◆ **Short problem**:
Locate the word "page" in the data below, then copy every line that holds it.
** BEGIN Material for the task **
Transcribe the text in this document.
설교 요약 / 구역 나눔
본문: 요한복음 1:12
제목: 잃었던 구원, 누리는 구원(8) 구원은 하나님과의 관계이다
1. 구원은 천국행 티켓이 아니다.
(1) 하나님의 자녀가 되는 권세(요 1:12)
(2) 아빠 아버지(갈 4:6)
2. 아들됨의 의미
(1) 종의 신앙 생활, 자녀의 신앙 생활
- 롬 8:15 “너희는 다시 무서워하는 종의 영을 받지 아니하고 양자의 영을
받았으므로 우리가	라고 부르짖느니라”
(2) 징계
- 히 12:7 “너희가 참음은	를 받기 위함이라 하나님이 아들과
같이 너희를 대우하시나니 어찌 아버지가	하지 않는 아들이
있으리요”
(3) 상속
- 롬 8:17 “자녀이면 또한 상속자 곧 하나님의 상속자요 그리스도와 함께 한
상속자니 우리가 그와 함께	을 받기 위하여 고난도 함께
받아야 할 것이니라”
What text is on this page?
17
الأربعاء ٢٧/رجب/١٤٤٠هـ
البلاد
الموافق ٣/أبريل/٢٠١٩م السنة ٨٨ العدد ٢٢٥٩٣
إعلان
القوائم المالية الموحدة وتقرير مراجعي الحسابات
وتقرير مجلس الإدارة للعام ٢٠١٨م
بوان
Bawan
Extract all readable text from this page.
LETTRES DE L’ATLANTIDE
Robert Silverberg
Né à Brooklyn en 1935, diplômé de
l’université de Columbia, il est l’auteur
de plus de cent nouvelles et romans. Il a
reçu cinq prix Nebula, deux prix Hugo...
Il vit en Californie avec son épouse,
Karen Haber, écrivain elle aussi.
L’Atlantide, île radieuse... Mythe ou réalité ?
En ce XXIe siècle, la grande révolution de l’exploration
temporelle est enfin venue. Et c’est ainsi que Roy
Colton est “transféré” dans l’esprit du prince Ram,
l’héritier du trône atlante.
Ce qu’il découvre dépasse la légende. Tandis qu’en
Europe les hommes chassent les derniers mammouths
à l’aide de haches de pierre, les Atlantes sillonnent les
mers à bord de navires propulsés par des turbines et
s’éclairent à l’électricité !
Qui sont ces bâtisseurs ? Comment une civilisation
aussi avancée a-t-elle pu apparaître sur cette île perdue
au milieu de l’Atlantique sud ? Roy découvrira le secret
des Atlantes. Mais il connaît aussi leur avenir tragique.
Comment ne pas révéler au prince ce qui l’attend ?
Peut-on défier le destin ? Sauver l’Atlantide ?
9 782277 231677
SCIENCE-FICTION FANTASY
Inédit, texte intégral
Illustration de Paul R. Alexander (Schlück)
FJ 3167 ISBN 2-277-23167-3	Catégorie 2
** END Material for the task **
◆ **Reply to the exercise**:
What text is on this page?
Extract all readable text from this page.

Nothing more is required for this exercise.